_Written exercise_. Repeat every record exactly, but keep images out of the copy.

_Supplied records_.
- - - -

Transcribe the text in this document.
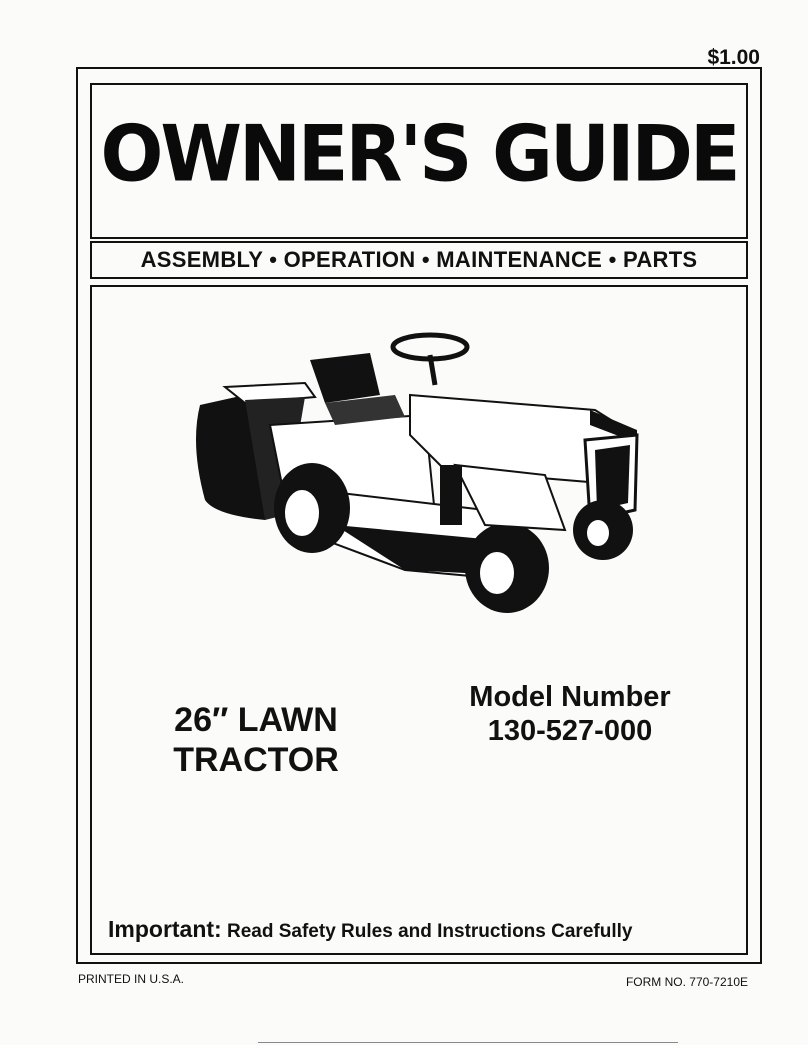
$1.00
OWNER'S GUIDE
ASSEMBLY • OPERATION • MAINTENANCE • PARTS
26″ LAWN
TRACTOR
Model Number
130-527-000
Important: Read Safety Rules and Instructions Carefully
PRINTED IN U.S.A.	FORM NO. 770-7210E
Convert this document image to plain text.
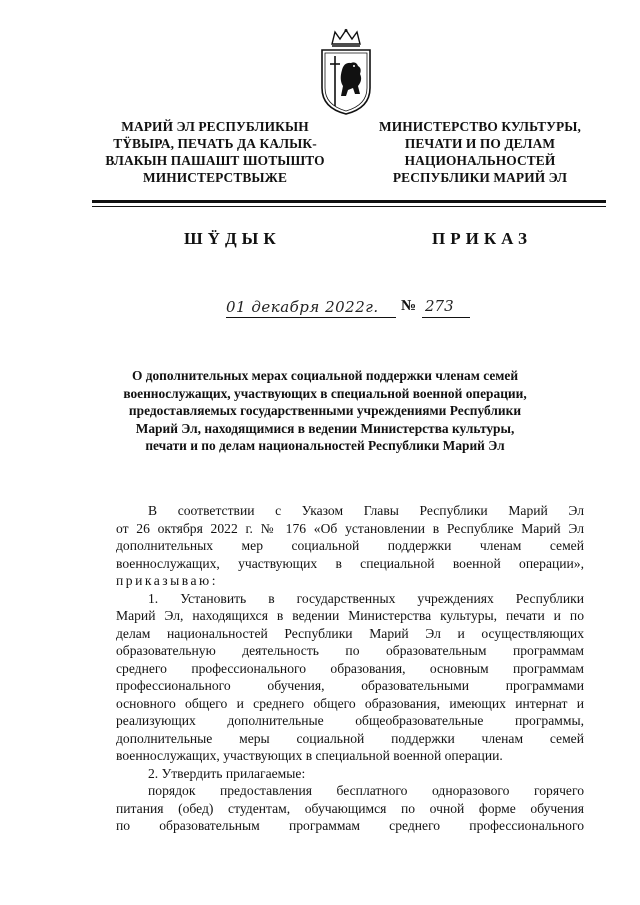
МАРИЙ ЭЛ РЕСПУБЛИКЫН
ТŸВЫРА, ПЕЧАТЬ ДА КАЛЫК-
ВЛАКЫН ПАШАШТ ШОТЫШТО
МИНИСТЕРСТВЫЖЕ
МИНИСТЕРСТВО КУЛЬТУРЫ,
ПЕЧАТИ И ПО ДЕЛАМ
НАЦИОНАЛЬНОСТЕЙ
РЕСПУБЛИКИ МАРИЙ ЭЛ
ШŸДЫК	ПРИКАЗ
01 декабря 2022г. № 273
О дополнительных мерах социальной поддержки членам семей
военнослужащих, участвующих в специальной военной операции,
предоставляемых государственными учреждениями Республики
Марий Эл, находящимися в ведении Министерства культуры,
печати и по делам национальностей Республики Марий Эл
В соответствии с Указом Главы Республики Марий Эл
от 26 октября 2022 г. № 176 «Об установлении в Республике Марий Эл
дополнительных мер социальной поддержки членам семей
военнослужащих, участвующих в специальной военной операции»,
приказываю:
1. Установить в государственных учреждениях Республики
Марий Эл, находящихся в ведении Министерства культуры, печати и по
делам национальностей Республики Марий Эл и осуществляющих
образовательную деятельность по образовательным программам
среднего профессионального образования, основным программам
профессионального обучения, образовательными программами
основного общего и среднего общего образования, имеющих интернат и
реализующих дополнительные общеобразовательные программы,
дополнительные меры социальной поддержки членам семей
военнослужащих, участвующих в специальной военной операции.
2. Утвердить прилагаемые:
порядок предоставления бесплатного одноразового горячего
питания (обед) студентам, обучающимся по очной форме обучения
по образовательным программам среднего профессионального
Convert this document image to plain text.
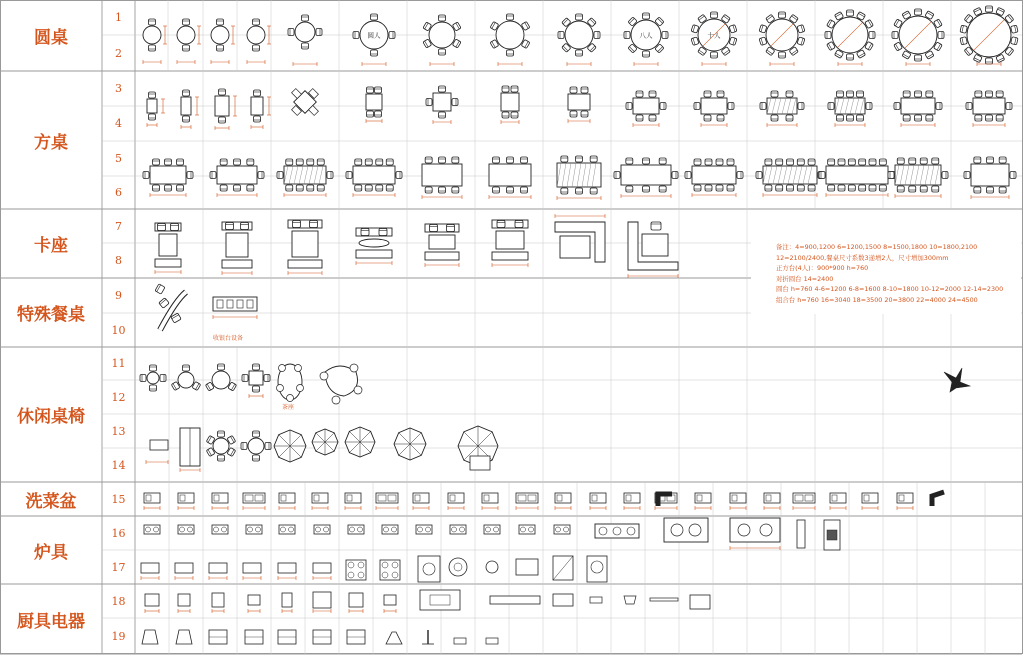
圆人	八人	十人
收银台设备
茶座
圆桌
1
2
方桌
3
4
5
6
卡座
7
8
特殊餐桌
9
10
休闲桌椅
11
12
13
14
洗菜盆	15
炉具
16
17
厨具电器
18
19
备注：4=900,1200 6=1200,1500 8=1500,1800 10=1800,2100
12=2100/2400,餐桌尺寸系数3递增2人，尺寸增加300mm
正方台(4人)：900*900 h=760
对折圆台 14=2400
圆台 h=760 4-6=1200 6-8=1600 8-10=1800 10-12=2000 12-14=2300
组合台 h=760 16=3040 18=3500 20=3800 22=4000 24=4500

- - - -

_Full response_.
Transcribe the text in this document.
$1.00
OWNER'S GUIDE
ASSEMBLY • OPERATION • MAINTENANCE • PARTS
26″ LAWN
TRACTOR
Model Number
130-527-000
Important: Read Safety Rules and Instructions Carefully
PRINTED IN U.S.A.	FORM NO. 770-7210E
Convert this document image to plain text.
МАРИЙ ЭЛ РЕСПУБЛИКЫН
ТŸВЫРА, ПЕЧАТЬ ДА КАЛЫК-
ВЛАКЫН ПАШАШТ ШОТЫШТО
МИНИСТЕРСТВЫЖЕ
МИНИСТЕРСТВО КУЛЬТУРЫ,
ПЕЧАТИ И ПО ДЕЛАМ
НАЦИОНАЛЬНОСТЕЙ
РЕСПУБЛИКИ МАРИЙ ЭЛ
ШŸДЫК	ПРИКАЗ
01 декабря 2022г. № 273
О дополнительных мерах социальной поддержки членам семей
военнослужащих, участвующих в специальной военной операции,
предоставляемых государственными учреждениями Республики
Марий Эл, находящимися в ведении Министерства культуры,
печати и по делам национальностей Республики Марий Эл
В соответствии с Указом Главы Республики Марий Эл
от 26 октября 2022 г. № 176 «Об установлении в Республике Марий Эл
дополнительных мер социальной поддержки членам семей
военнослужащих, участвующих в специальной военной операции»,
приказываю:
1. Установить в государственных учреждениях Республики
Марий Эл, находящихся в ведении Министерства культуры, печати и по
делам национальностей Республики Марий Эл и осуществляющих
образовательную деятельность по образовательным программам
среднего профессионального образования, основным программам
профессионального обучения, образовательными программами
основного общего и среднего общего образования, имеющих интернат и
реализующих дополнительные общеобразовательные программы,
дополнительные меры социальной поддержки членам семей
военнослужащих, участвующих в специальной военной операции.
2. Утвердить прилагаемые:
порядок предоставления бесплатного одноразового горячего
питания (обед) студентам, обучающимся по очной форме обучения
по образовательным программам среднего профессионального
Convert this document image to plain text.
圆人	八人	十人
收银台设备
茶座
圆桌
1
2
方桌
3
4
5
6
卡座
7
8
特殊餐桌
9
10
休闲桌椅
11
12
13
14
洗菜盆	15
炉具
16
17
厨具电器
18
19
备注：4=900,1200 6=1200,1500 8=1500,1800 10=1800,2100
12=2100/2400,餐桌尺寸系数3递增2人，尺寸增加300mm
正方台(4人)：900*900 h=760
对折圆台 14=2400
圆台 h=760 4-6=1200 6-8=1600 8-10=1800 10-12=2000 12-14=2300
组合台 h=760 16=3040 18=3500 20=3800 22=4000 24=4500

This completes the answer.